[START EXTRACTED INFORMATION]

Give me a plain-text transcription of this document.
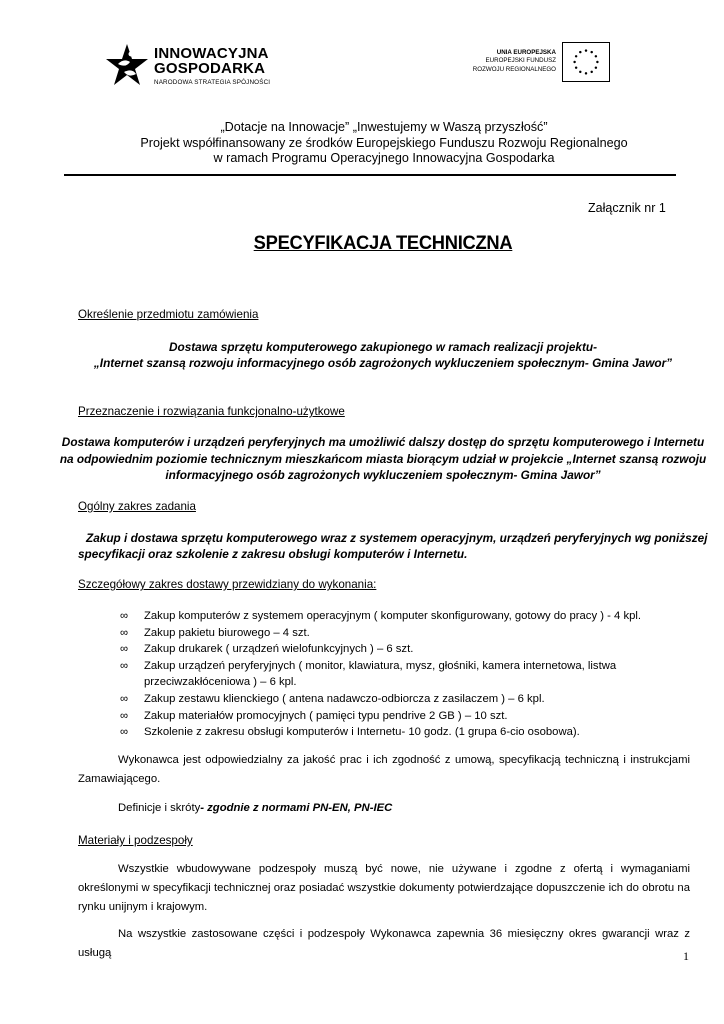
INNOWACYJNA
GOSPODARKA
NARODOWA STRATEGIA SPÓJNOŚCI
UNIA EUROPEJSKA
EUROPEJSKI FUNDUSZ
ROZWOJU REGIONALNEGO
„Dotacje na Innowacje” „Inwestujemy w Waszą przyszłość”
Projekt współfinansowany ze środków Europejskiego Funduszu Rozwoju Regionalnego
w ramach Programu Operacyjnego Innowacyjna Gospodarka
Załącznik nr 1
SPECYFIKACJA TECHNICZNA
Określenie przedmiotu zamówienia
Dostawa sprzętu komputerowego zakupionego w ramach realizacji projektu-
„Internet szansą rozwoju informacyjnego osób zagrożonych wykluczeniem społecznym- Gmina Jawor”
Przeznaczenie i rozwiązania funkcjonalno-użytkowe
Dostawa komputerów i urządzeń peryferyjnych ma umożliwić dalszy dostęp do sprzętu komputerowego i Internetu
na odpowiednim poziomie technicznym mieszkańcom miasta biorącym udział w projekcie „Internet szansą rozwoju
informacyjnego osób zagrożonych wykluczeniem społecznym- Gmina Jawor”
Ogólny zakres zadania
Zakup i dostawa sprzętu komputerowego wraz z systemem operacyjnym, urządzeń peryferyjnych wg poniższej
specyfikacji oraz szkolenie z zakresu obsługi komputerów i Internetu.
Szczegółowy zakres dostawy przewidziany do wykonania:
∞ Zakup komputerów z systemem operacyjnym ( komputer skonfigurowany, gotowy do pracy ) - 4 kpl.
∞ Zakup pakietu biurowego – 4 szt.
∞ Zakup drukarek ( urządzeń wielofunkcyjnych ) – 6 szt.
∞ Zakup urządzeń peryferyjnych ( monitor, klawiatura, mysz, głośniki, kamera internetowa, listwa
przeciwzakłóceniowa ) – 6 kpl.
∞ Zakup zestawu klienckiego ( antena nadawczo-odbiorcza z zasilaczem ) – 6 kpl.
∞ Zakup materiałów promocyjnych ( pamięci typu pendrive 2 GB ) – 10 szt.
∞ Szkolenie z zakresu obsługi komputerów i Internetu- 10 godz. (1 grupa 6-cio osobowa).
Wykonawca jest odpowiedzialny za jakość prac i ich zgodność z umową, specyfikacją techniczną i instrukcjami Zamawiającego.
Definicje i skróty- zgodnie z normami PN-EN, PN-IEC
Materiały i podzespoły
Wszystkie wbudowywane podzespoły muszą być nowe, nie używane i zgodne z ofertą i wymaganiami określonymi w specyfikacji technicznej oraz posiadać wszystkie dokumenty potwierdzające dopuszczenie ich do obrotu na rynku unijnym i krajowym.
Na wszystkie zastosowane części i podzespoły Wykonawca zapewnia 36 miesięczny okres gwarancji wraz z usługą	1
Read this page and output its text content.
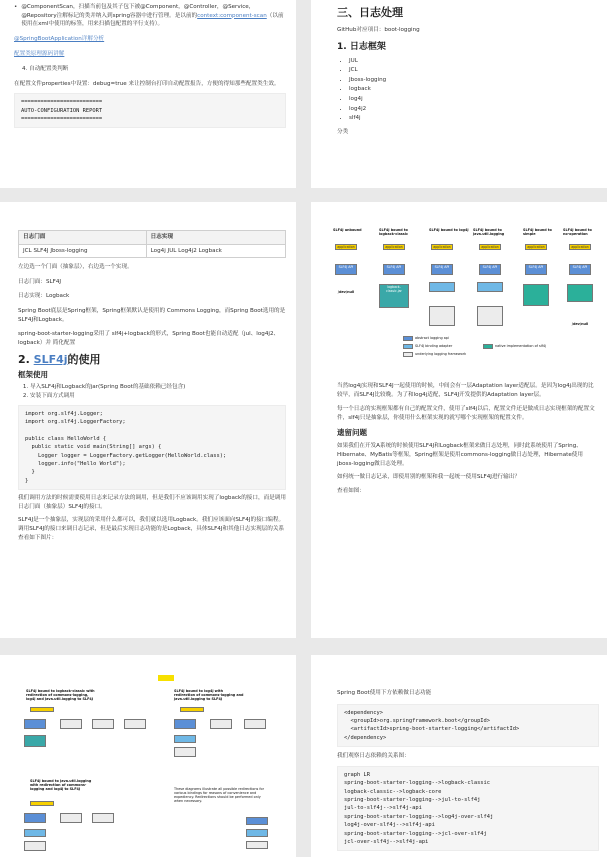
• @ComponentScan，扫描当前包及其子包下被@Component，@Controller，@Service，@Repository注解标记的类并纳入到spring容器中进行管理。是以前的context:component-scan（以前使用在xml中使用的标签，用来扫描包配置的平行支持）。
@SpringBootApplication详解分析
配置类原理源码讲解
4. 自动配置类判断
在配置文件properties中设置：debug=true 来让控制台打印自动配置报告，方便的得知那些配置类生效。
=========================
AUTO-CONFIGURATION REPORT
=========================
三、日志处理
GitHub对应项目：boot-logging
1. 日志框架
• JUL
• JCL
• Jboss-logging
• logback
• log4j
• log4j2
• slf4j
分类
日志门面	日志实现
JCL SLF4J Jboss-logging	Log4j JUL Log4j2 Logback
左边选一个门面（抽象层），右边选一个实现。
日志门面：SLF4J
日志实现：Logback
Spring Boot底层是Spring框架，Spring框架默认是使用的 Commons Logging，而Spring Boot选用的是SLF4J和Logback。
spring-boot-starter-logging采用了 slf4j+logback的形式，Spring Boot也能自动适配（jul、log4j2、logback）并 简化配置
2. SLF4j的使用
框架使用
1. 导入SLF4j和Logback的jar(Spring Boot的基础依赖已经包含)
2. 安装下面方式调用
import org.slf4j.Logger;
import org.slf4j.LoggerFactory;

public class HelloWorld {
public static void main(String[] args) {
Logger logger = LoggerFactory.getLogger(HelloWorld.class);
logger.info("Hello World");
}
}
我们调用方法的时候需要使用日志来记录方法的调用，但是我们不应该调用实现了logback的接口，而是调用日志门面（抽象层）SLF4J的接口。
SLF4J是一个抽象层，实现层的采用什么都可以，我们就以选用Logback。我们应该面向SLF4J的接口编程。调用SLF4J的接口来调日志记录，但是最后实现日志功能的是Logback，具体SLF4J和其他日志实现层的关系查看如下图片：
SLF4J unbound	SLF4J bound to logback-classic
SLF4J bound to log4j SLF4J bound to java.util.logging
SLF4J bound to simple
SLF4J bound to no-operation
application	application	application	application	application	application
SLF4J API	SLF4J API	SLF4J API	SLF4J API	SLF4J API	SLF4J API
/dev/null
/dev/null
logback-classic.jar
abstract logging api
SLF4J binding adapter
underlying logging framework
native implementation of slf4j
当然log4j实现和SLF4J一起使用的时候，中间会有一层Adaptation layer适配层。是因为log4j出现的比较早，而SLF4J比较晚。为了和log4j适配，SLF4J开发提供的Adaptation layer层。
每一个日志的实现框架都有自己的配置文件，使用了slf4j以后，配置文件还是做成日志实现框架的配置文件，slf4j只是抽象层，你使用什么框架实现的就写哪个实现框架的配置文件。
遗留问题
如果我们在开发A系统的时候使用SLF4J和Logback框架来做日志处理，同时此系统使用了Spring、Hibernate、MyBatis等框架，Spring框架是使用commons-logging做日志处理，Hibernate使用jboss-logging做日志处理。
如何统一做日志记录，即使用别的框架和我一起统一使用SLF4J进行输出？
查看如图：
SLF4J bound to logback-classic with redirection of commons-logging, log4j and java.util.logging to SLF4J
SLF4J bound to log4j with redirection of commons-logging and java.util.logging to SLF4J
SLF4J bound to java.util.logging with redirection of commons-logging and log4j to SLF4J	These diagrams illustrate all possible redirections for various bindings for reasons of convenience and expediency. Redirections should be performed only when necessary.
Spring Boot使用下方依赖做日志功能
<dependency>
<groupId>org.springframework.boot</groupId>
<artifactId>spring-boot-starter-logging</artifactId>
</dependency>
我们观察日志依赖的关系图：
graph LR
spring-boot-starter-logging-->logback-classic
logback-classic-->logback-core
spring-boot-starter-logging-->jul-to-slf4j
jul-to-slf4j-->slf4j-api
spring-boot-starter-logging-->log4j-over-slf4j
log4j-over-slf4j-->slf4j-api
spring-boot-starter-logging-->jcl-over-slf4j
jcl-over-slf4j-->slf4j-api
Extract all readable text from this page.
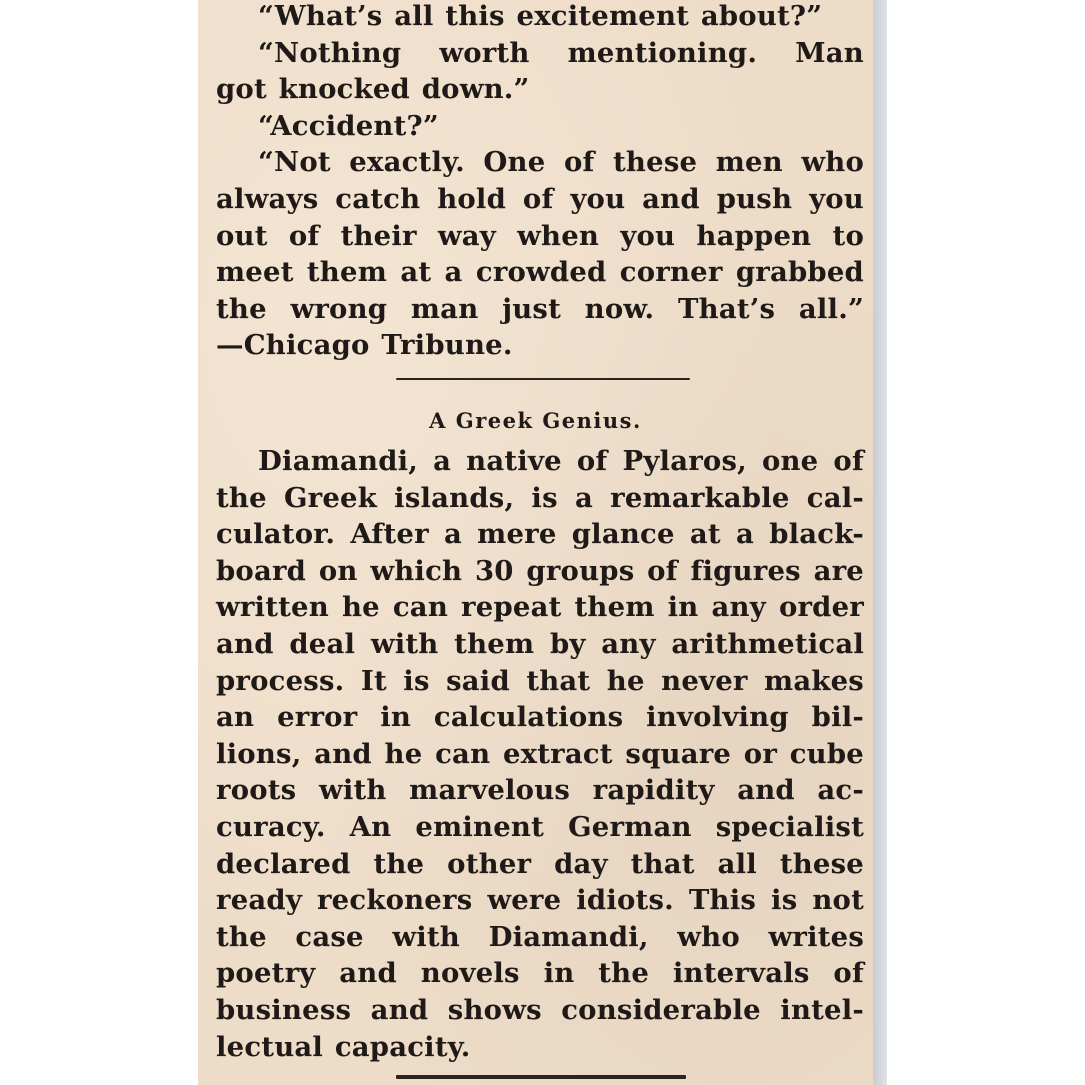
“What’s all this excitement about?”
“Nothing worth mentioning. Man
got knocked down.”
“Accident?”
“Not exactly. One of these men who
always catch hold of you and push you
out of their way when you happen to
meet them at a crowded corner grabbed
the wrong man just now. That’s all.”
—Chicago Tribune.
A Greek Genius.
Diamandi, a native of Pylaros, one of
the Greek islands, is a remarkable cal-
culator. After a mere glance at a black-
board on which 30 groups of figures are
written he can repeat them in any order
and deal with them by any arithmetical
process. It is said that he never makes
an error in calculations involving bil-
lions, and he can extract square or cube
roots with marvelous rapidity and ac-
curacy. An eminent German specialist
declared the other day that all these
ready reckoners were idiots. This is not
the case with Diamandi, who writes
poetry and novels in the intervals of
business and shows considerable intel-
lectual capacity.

[END EXTRACTED INFORMATION]

## PROBLEM STATEMENT
Write out every record above exactly as it stands, but leave out the pictures.

## EXPECTED OUTPUT
Give me a plain-text transcription of this document.
INNOWACYJNA
GOSPODARKA
NARODOWA STRATEGIA SPÓJNOŚCI
UNIA EUROPEJSKA
EUROPEJSKI FUNDUSZ
ROZWOJU REGIONALNEGO
„Dotacje na Innowacje” „Inwestujemy w Waszą przyszłość”
Projekt współfinansowany ze środków Europejskiego Funduszu Rozwoju Regionalnego
w ramach Programu Operacyjnego Innowacyjna Gospodarka
Załącznik nr 1
SPECYFIKACJA TECHNICZNA
Określenie przedmiotu zamówienia
Dostawa sprzętu komputerowego zakupionego w ramach realizacji projektu-
„Internet szansą rozwoju informacyjnego osób zagrożonych wykluczeniem społecznym- Gmina Jawor”
Przeznaczenie i rozwiązania funkcjonalno-użytkowe
Dostawa komputerów i urządzeń peryferyjnych ma umożliwić dalszy dostęp do sprzętu komputerowego i Internetu
na odpowiednim poziomie technicznym mieszkańcom miasta biorącym udział w projekcie „Internet szansą rozwoju
informacyjnego osób zagrożonych wykluczeniem społecznym- Gmina Jawor”
Ogólny zakres zadania
Zakup i dostawa sprzętu komputerowego wraz z systemem operacyjnym, urządzeń peryferyjnych wg poniższej
specyfikacji oraz szkolenie z zakresu obsługi komputerów i Internetu.
Szczegółowy zakres dostawy przewidziany do wykonania:
∞ Zakup komputerów z systemem operacyjnym ( komputer skonfigurowany, gotowy do pracy ) - 4 kpl.
∞ Zakup pakietu biurowego – 4 szt.
∞ Zakup drukarek ( urządzeń wielofunkcyjnych ) – 6 szt.
∞ Zakup urządzeń peryferyjnych ( monitor, klawiatura, mysz, głośniki, kamera internetowa, listwa
przeciwzakłóceniowa ) – 6 kpl.
∞ Zakup zestawu klienckiego ( antena nadawczo-odbiorcza z zasilaczem ) – 6 kpl.
∞ Zakup materiałów promocyjnych ( pamięci typu pendrive 2 GB ) – 10 szt.
∞ Szkolenie z zakresu obsługi komputerów i Internetu- 10 godz. (1 grupa 6-cio osobowa).
Wykonawca jest odpowiedzialny za jakość prac i ich zgodność z umową, specyfikacją techniczną i instrukcjami Zamawiającego.
Definicje i skróty- zgodnie z normami PN-EN, PN-IEC
Materiały i podzespoły
Wszystkie wbudowywane podzespoły muszą być nowe, nie używane i zgodne z ofertą i wymaganiami określonymi w specyfikacji technicznej oraz posiadać wszystkie dokumenty potwierdzające dopuszczenie ich do obrotu na rynku unijnym i krajowym.
Na wszystkie zastosowane części i podzespoły Wykonawca zapewnia 36 miesięczny okres gwarancji wraz z usługą	1
Read this page and output its text content.
• @ComponentScan，扫描当前包及其子包下被@Component，@Controller，@Service，@Repository注解标记的类并纳入到spring容器中进行管理。是以前的context:component-scan（以前使用在xml中使用的标签，用来扫描包配置的平行支持）。
@SpringBootApplication详解分析
配置类原理源码讲解
4. 自动配置类判断
在配置文件properties中设置：debug=true 来让控制台打印自动配置报告，方便的得知那些配置类生效。
=========================
AUTO-CONFIGURATION REPORT
=========================
三、日志处理
GitHub对应项目：boot-logging
1. 日志框架
• JUL
• JCL
• Jboss-logging
• logback
• log4j
• log4j2
• slf4j
分类
日志门面	日志实现
JCL SLF4J Jboss-logging	Log4j JUL Log4j2 Logback
左边选一个门面（抽象层），右边选一个实现。
日志门面：SLF4J
日志实现：Logback
Spring Boot底层是Spring框架，Spring框架默认是使用的 Commons Logging，而Spring Boot选用的是SLF4J和Logback。
spring-boot-starter-logging采用了 slf4j+logback的形式，Spring Boot也能自动适配（jul、log4j2、logback）并 简化配置
2. SLF4j的使用
框架使用
1. 导入SLF4j和Logback的jar(Spring Boot的基础依赖已经包含)
2. 安装下面方式调用
import org.slf4j.Logger;
import org.slf4j.LoggerFactory;

public class HelloWorld {
public static void main(String[] args) {
Logger logger = LoggerFactory.getLogger(HelloWorld.class);
logger.info("Hello World");
}
}
我们调用方法的时候需要使用日志来记录方法的调用，但是我们不应该调用实现了logback的接口，而是调用日志门面（抽象层）SLF4J的接口。
SLF4J是一个抽象层，实现层的采用什么都可以，我们就以选用Logback。我们应该面向SLF4J的接口编程。调用SLF4J的接口来调日志记录，但是最后实现日志功能的是Logback，具体SLF4J和其他日志实现层的关系查看如下图片：
SLF4J unbound	SLF4J bound to logback-classic
SLF4J bound to log4j SLF4J bound to java.util.logging
SLF4J bound to simple
SLF4J bound to no-operation
application	application	application	application	application	application
SLF4J API	SLF4J API	SLF4J API	SLF4J API	SLF4J API	SLF4J API
/dev/null
/dev/null
logback-classic.jar
abstract logging api
SLF4J binding adapter
underlying logging framework
native implementation of slf4j
当然log4j实现和SLF4J一起使用的时候，中间会有一层Adaptation layer适配层。是因为log4j出现的比较早，而SLF4J比较晚。为了和log4j适配，SLF4J开发提供的Adaptation layer层。
每一个日志的实现框架都有自己的配置文件，使用了slf4j以后，配置文件还是做成日志实现框架的配置文件，slf4j只是抽象层，你使用什么框架实现的就写哪个实现框架的配置文件。
遗留问题
如果我们在开发A系统的时候使用SLF4J和Logback框架来做日志处理，同时此系统使用了Spring、Hibernate、MyBatis等框架，Spring框架是使用commons-logging做日志处理，Hibernate使用jboss-logging做日志处理。
如何统一做日志记录，即使用别的框架和我一起统一使用SLF4J进行输出？
查看如图：
SLF4J bound to logback-classic with redirection of commons-logging, log4j and java.util.logging to SLF4J
SLF4J bound to log4j with redirection of commons-logging and java.util.logging to SLF4J
SLF4J bound to java.util.logging with redirection of commons-logging and log4j to SLF4J	These diagrams illustrate all possible redirections for various bindings for reasons of convenience and expediency. Redirections should be performed only when necessary.
Spring Boot使用下方依赖做日志功能
<dependency>
<groupId>org.springframework.boot</groupId>
<artifactId>spring-boot-starter-logging</artifactId>
</dependency>
我们观察日志依赖的关系图：
graph LR
spring-boot-starter-logging-->logback-classic
logback-classic-->logback-core
spring-boot-starter-logging-->jul-to-slf4j
jul-to-slf4j-->slf4j-api
spring-boot-starter-logging-->log4j-over-slf4j
log4j-over-slf4j-->slf4j-api
spring-boot-starter-logging-->jcl-over-slf4j
jcl-over-slf4j-->slf4j-api
Extract all readable text from this page.
“What’s all this excitement about?”
“Nothing worth mentioning. Man
got knocked down.”
“Accident?”
“Not exactly. One of these men who
always catch hold of you and push you
out of their way when you happen to
meet them at a crowded corner grabbed
the wrong man just now. That’s all.”
—Chicago Tribune.
A Greek Genius.
Diamandi, a native of Pylaros, one of
the Greek islands, is a remarkable cal-
culator. After a mere glance at a black-
board on which 30 groups of figures are
written he can repeat them in any order
and deal with them by any arithmetical
process. It is said that he never makes
an error in calculations involving bil-
lions, and he can extract square or cube
roots with marvelous rapidity and ac-
curacy. An eminent German specialist
declared the other day that all these
ready reckoners were idiots. This is not
the case with Diamandi, who writes
poetry and novels in the intervals of
business and shows considerable intel-
lectual capacity.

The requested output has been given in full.